**** Supplied material ****

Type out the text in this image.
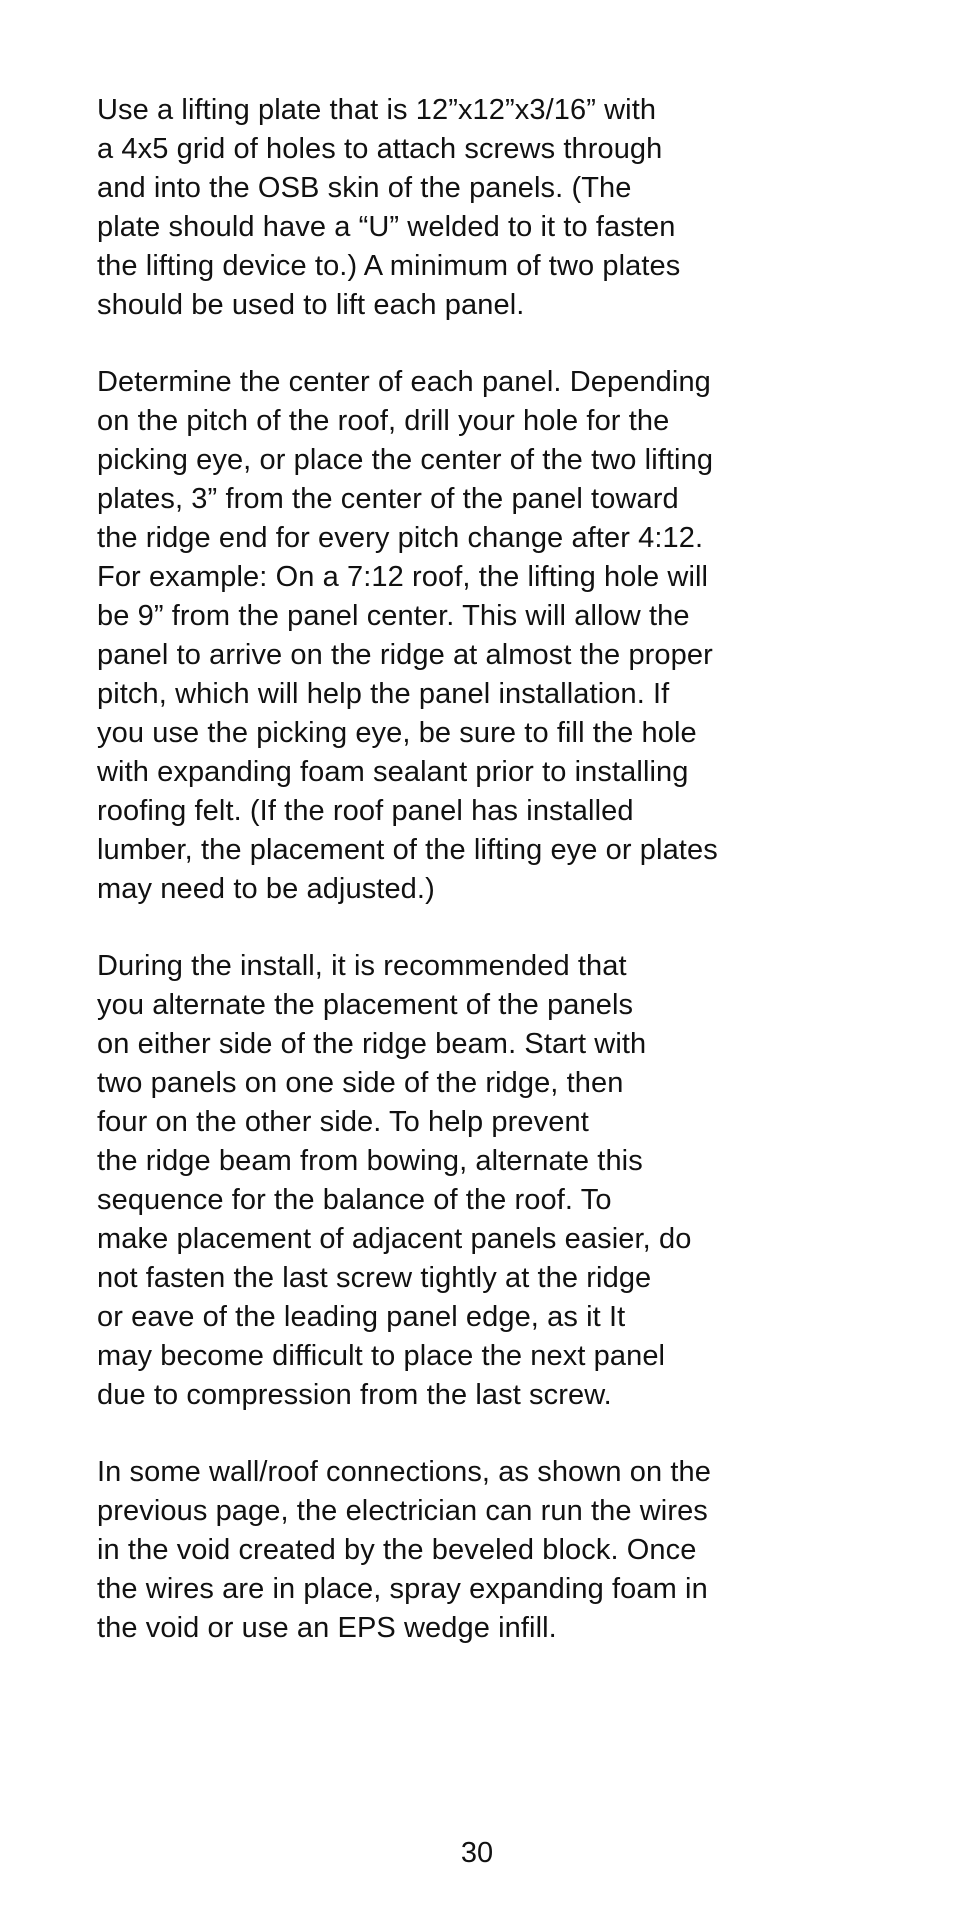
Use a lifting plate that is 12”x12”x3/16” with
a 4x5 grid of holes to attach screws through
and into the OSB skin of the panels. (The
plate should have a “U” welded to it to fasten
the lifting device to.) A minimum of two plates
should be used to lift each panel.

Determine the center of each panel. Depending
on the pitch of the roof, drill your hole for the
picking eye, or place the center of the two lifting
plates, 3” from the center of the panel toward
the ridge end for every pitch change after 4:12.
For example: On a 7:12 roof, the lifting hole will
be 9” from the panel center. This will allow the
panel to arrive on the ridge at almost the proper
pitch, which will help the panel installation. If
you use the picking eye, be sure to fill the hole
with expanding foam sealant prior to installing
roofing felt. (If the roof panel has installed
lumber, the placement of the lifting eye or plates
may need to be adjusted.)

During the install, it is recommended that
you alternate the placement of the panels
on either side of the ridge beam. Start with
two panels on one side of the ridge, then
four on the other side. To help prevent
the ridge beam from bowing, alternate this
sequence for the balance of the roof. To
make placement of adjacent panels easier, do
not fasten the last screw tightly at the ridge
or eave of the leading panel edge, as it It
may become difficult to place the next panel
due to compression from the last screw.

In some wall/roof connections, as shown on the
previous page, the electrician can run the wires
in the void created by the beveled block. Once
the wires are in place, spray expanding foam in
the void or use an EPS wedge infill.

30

****

Write out all the entries again, word for word, and print no images.

Full answer:
Type out the text in this image.
Use a lifting plate that is 12”x12”x3/16” with
a 4x5 grid of holes to attach screws through
and into the OSB skin of the panels. (The
plate should have a “U” welded to it to fasten
the lifting device to.) A minimum of two plates
should be used to lift each panel.

Determine the center of each panel. Depending
on the pitch of the roof, drill your hole for the
picking eye, or place the center of the two lifting
plates, 3” from the center of the panel toward
the ridge end for every pitch change after 4:12.
For example: On a 7:12 roof, the lifting hole will
be 9” from the panel center. This will allow the
panel to arrive on the ridge at almost the proper
pitch, which will help the panel installation. If
you use the picking eye, be sure to fill the hole
with expanding foam sealant prior to installing
roofing felt. (If the roof panel has installed
lumber, the placement of the lifting eye or plates
may need to be adjusted.)

During the install, it is recommended that
you alternate the placement of the panels
on either side of the ridge beam. Start with
two panels on one side of the ridge, then
four on the other side. To help prevent
the ridge beam from bowing, alternate this
sequence for the balance of the roof. To
make placement of adjacent panels easier, do
not fasten the last screw tightly at the ridge
or eave of the leading panel edge, as it It
may become difficult to place the next panel
due to compression from the last screw.

In some wall/roof connections, as shown on the
previous page, the electrician can run the wires
in the void created by the beveled block. Once
the wires are in place, spray expanding foam in
the void or use an EPS wedge infill.

30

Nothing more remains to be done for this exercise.